Gather every line that includes the word "единицами", please.

— start Record extracts —

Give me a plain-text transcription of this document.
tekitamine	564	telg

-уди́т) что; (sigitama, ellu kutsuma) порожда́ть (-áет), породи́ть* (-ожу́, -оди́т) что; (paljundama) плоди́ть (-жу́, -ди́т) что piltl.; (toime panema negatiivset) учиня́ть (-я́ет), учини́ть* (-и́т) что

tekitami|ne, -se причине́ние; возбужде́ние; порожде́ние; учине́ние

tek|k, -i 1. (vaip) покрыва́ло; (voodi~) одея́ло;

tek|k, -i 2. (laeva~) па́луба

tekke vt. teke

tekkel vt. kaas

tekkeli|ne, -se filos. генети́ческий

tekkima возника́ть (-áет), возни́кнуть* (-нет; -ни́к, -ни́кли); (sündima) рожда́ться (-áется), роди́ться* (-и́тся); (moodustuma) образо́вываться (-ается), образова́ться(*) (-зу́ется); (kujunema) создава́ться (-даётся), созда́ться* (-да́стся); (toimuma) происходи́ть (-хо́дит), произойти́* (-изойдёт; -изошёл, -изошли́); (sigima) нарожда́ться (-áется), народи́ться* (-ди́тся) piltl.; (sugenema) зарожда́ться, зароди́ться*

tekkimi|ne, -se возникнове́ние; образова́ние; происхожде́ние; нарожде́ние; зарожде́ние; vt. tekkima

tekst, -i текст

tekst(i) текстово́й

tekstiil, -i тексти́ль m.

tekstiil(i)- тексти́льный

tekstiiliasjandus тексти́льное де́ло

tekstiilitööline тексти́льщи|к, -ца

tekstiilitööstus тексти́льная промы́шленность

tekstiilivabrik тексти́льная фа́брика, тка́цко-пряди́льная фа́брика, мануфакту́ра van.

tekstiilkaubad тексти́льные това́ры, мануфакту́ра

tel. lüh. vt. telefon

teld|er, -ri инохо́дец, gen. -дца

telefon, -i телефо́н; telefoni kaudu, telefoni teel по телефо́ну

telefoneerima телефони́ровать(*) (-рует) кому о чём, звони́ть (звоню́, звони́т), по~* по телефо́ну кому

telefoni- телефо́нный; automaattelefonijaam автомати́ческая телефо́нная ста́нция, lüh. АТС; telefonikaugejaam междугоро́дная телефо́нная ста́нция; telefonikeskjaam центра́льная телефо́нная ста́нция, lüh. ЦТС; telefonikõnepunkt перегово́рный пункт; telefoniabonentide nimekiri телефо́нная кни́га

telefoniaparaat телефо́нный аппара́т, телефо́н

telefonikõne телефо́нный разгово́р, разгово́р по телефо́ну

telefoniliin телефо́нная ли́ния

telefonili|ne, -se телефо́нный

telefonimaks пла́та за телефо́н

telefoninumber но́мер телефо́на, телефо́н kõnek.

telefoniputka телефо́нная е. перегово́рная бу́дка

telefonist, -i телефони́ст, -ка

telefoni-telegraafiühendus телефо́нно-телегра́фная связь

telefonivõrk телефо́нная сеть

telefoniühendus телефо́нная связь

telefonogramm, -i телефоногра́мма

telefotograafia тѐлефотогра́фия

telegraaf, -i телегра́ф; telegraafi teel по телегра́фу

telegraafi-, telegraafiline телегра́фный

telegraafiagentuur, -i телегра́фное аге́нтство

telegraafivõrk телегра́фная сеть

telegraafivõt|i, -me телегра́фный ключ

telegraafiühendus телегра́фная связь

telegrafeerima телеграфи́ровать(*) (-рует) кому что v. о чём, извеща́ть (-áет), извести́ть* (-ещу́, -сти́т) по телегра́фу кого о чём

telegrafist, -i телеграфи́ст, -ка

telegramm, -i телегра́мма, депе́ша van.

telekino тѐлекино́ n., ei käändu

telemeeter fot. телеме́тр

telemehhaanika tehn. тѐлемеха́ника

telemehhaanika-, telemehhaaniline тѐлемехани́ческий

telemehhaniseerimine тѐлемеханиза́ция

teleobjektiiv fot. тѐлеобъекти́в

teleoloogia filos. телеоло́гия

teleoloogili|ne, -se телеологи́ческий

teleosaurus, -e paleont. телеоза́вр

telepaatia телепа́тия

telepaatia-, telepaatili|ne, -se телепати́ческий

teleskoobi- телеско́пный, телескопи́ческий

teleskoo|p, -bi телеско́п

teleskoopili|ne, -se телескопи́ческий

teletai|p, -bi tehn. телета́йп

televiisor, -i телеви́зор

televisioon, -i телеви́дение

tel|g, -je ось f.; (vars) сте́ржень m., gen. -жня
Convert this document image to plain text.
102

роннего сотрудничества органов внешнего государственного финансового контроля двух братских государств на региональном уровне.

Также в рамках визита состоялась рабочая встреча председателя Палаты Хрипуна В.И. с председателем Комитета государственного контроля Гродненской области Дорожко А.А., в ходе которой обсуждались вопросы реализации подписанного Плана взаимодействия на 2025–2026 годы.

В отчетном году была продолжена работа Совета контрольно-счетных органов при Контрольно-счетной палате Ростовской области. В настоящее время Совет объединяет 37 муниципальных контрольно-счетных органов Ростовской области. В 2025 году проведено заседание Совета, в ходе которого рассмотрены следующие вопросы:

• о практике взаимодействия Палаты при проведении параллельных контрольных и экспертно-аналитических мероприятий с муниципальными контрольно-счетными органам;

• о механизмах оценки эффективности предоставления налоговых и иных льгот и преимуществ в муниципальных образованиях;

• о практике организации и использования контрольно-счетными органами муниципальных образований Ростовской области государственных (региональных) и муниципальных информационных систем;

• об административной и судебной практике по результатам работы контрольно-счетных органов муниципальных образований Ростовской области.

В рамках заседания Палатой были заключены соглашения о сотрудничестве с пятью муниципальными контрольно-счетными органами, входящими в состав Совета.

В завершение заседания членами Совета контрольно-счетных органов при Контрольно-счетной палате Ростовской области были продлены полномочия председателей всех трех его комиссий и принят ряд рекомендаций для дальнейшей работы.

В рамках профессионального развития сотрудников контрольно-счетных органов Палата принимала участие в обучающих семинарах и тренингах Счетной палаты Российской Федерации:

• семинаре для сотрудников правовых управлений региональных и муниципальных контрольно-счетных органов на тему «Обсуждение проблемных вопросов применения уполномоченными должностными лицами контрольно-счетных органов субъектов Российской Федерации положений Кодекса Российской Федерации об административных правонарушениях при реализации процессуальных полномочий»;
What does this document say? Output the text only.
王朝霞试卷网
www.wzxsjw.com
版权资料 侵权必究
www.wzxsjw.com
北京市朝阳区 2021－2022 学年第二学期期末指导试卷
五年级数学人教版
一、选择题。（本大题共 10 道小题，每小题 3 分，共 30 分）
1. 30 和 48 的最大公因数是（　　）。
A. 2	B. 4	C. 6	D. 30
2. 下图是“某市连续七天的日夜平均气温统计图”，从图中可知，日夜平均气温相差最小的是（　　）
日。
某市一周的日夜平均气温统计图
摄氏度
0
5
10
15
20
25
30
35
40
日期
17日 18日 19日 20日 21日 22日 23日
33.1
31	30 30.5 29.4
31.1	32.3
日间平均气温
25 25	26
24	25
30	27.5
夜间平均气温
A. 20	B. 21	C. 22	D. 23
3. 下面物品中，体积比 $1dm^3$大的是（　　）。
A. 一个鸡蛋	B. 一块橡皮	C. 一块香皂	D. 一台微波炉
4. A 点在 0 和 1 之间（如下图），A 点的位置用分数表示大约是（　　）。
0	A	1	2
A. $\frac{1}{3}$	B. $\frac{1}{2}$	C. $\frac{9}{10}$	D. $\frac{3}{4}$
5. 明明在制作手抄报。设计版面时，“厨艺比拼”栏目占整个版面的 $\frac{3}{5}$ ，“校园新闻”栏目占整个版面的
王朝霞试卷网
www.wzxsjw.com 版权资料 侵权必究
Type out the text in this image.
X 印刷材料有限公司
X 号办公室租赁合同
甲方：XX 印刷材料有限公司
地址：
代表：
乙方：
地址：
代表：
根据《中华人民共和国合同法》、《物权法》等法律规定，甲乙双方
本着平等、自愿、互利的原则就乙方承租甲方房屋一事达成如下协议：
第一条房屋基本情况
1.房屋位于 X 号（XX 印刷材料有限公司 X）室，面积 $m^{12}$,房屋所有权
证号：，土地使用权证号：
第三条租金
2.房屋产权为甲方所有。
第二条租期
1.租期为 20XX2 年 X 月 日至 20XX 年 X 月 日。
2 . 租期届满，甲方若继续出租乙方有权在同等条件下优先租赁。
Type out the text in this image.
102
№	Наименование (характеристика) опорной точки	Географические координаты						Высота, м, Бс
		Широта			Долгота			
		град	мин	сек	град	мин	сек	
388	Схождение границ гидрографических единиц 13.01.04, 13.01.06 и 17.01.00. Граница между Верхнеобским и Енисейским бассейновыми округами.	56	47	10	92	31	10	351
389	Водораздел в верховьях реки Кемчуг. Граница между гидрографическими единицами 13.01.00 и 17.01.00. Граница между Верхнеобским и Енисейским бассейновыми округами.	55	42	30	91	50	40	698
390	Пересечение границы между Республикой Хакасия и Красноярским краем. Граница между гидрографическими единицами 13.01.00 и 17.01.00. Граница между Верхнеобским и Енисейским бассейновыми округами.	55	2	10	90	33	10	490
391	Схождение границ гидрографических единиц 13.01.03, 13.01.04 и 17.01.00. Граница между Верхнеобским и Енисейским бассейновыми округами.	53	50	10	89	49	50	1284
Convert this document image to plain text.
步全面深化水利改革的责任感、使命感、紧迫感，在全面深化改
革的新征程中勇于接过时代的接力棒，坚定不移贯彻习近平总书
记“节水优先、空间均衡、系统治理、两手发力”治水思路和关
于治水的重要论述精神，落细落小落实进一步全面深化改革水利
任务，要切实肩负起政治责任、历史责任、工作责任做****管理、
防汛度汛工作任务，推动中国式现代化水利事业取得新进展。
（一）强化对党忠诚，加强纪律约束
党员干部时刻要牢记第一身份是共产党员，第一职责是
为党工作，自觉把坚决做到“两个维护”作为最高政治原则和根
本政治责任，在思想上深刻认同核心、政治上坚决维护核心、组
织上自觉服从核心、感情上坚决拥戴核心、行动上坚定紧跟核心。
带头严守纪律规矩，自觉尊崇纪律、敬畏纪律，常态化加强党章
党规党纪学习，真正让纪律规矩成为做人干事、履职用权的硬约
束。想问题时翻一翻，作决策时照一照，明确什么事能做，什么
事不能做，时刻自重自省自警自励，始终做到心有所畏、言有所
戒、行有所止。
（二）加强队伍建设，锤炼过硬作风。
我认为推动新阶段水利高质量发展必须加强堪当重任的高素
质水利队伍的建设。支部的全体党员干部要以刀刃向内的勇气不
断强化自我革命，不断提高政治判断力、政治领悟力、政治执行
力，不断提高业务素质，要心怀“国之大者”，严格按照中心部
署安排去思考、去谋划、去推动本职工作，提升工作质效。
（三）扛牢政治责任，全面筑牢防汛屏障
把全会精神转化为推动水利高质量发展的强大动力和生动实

— end Record extracts —

#### Solved problem
389	Водораздел в верховьях реки Кемчуг. Граница между гидрографическими единицами 13.01.00 и 17.01.00. Граница между Верхнеобским и Енисейским бассейновыми округами.	55	42	30	91	50	40	698
390	Пересечение границы между Республикой Хакасия и Красноярским краем. Граница между гидрографическими единицами 13.01.00 и 17.01.00. Граница между Верхнеобским и Енисейским бассейновыми округами.	55	2	10	90	33	10	490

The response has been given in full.